_GIVEN PROBLEM_
Output every line below without omitting or altering anything.

_ENTRIES SUPPLIED_
== == ==

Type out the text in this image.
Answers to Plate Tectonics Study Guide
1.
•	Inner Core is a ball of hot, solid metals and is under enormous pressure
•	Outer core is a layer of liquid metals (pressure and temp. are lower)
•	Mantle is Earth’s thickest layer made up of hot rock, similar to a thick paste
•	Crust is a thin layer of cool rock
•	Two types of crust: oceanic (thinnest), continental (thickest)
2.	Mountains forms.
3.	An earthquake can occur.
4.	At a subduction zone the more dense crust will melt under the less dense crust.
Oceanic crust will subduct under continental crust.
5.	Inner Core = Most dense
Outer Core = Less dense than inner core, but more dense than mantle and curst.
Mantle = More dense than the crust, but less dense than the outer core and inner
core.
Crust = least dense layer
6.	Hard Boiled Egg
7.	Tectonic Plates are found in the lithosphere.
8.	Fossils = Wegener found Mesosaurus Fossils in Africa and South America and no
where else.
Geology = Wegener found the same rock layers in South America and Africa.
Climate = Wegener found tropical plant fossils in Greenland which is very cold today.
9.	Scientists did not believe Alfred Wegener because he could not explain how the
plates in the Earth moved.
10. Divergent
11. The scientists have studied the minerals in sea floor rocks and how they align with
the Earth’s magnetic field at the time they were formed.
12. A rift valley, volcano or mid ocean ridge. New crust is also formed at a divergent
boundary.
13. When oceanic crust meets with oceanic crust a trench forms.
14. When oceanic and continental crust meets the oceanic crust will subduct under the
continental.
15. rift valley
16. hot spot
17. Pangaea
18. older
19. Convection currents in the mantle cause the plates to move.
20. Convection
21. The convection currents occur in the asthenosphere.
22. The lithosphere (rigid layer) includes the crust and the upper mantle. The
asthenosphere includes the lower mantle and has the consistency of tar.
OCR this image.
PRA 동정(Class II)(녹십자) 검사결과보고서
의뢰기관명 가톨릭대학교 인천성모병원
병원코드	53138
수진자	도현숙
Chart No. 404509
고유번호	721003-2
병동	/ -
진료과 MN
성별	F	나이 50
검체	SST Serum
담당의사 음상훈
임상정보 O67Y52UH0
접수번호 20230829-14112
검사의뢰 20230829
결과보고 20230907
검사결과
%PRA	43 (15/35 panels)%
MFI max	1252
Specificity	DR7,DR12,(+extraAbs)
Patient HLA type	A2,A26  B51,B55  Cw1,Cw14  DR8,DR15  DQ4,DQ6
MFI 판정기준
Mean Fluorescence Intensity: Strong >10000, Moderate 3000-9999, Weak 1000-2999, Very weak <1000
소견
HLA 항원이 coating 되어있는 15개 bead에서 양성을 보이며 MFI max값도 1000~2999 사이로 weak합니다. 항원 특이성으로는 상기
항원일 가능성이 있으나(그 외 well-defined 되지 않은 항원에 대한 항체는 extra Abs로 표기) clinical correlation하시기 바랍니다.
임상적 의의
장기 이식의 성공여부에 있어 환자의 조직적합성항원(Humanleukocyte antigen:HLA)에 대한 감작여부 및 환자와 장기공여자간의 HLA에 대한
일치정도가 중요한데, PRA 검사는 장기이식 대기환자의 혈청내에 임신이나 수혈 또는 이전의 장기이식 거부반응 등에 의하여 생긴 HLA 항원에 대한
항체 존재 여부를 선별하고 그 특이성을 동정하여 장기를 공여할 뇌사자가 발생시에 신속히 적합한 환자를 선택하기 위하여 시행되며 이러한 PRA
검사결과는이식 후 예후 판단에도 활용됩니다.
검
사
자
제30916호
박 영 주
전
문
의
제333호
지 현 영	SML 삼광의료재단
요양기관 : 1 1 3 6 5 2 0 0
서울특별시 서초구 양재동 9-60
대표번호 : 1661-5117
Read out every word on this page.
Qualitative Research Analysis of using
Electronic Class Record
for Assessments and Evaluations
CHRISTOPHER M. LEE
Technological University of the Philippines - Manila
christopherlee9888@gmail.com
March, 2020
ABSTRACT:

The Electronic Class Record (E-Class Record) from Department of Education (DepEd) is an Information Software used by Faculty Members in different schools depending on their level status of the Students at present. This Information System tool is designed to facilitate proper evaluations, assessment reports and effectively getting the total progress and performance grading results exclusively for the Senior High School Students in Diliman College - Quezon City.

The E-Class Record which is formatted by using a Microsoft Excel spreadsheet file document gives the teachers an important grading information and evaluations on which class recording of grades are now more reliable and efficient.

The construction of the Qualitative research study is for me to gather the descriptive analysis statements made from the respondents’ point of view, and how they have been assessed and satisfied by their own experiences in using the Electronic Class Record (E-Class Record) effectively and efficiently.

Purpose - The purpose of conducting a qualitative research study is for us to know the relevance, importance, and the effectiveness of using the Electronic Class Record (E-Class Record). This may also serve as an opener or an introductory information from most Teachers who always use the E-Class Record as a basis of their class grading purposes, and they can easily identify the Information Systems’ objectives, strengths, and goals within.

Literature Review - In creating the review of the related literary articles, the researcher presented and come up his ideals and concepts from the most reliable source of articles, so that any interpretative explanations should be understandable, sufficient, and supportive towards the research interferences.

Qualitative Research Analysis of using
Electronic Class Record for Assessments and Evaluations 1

== == ==

_REPLY TO THE TASK_
Type out the text in this image.
Answers to Plate Tectonics Study Guide
1.
•	Inner Core is a ball of hot, solid metals and is under enormous pressure
•	Outer core is a layer of liquid metals (pressure and temp. are lower)
•	Mantle is Earth’s thickest layer made up of hot rock, similar to a thick paste
•	Crust is a thin layer of cool rock
•	Two types of crust: oceanic (thinnest), continental (thickest)
2.	Mountains forms.
3.	An earthquake can occur.
4.	At a subduction zone the more dense crust will melt under the less dense crust.
Oceanic crust will subduct under continental crust.
5.	Inner Core = Most dense
Outer Core = Less dense than inner core, but more dense than mantle and curst.
Mantle = More dense than the crust, but less dense than the outer core and inner
core.
Crust = least dense layer
6.	Hard Boiled Egg
7.	Tectonic Plates are found in the lithosphere.
8.	Fossils = Wegener found Mesosaurus Fossils in Africa and South America and no
where else.
Geology = Wegener found the same rock layers in South America and Africa.
Climate = Wegener found tropical plant fossils in Greenland which is very cold today.
9.	Scientists did not believe Alfred Wegener because he could not explain how the
plates in the Earth moved.
10. Divergent
11. The scientists have studied the minerals in sea floor rocks and how they align with
the Earth’s magnetic field at the time they were formed.
12. A rift valley, volcano or mid ocean ridge. New crust is also formed at a divergent
boundary.
13. When oceanic crust meets with oceanic crust a trench forms.
14. When oceanic and continental crust meets the oceanic crust will subduct under the
continental.
15. rift valley
16. hot spot
17. Pangaea
18. older
19. Convection currents in the mantle cause the plates to move.
20. Convection
21. The convection currents occur in the asthenosphere.
22. The lithosphere (rigid layer) includes the crust and the upper mantle. The
asthenosphere includes the lower mantle and has the consistency of tar.
OCR this image.
PRA 동정(Class II)(녹십자) 검사결과보고서
의뢰기관명 가톨릭대학교 인천성모병원
병원코드	53138
수진자	도현숙
Chart No. 404509
고유번호	721003-2
병동	/ -
진료과 MN
성별	F	나이 50
검체	SST Serum
담당의사 음상훈
임상정보 O67Y52UH0
접수번호 20230829-14112
검사의뢰 20230829
결과보고 20230907
검사결과
%PRA	43 (15/35 panels)%
MFI max	1252
Specificity	DR7,DR12,(+extraAbs)
Patient HLA type	A2,A26  B51,B55  Cw1,Cw14  DR8,DR15  DQ4,DQ6
MFI 판정기준
Mean Fluorescence Intensity: Strong >10000, Moderate 3000-9999, Weak 1000-2999, Very weak <1000
소견
HLA 항원이 coating 되어있는 15개 bead에서 양성을 보이며 MFI max값도 1000~2999 사이로 weak합니다. 항원 특이성으로는 상기
항원일 가능성이 있으나(그 외 well-defined 되지 않은 항원에 대한 항체는 extra Abs로 표기) clinical correlation하시기 바랍니다.
임상적 의의
장기 이식의 성공여부에 있어 환자의 조직적합성항원(Humanleukocyte antigen:HLA)에 대한 감작여부 및 환자와 장기공여자간의 HLA에 대한
일치정도가 중요한데, PRA 검사는 장기이식 대기환자의 혈청내에 임신이나 수혈 또는 이전의 장기이식 거부반응 등에 의하여 생긴 HLA 항원에 대한
항체 존재 여부를 선별하고 그 특이성을 동정하여 장기를 공여할 뇌사자가 발생시에 신속히 적합한 환자를 선택하기 위하여 시행되며 이러한 PRA
검사결과는이식 후 예후 판단에도 활용됩니다.
검
사
자
제30916호
박 영 주
전
문
의
제333호
지 현 영	SML 삼광의료재단
요양기관 : 1 1 3 6 5 2 0 0
서울특별시 서초구 양재동 9-60
대표번호 : 1661-5117
Read out every word on this page.
Qualitative Research Analysis of using
Electronic Class Record
for Assessments and Evaluations
CHRISTOPHER M. LEE
Technological University of the Philippines - Manila
christopherlee9888@gmail.com
March, 2020
ABSTRACT:

The Electronic Class Record (E-Class Record) from Department of Education (DepEd) is an Information Software used by Faculty Members in different schools depending on their level status of the Students at present. This Information System tool is designed to facilitate proper evaluations, assessment reports and effectively getting the total progress and performance grading results exclusively for the Senior High School Students in Diliman College - Quezon City.

The E-Class Record which is formatted by using a Microsoft Excel spreadsheet file document gives the teachers an important grading information and evaluations on which class recording of grades are now more reliable and efficient.

The construction of the Qualitative research study is for me to gather the descriptive analysis statements made from the respondents’ point of view, and how they have been assessed and satisfied by their own experiences in using the Electronic Class Record (E-Class Record) effectively and efficiently.

Purpose - The purpose of conducting a qualitative research study is for us to know the relevance, importance, and the effectiveness of using the Electronic Class Record (E-Class Record). This may also serve as an opener or an introductory information from most Teachers who always use the E-Class Record as a basis of their class grading purposes, and they can easily identify the Information Systems’ objectives, strengths, and goals within.

Literature Review - In creating the review of the related literary articles, the researcher presented and come up his ideals and concepts from the most reliable source of articles, so that any interpretative explanations should be understandable, sufficient, and supportive towards the research interferences.

Qualitative Research Analysis of using
Electronic Class Record for Assessments and Evaluations 1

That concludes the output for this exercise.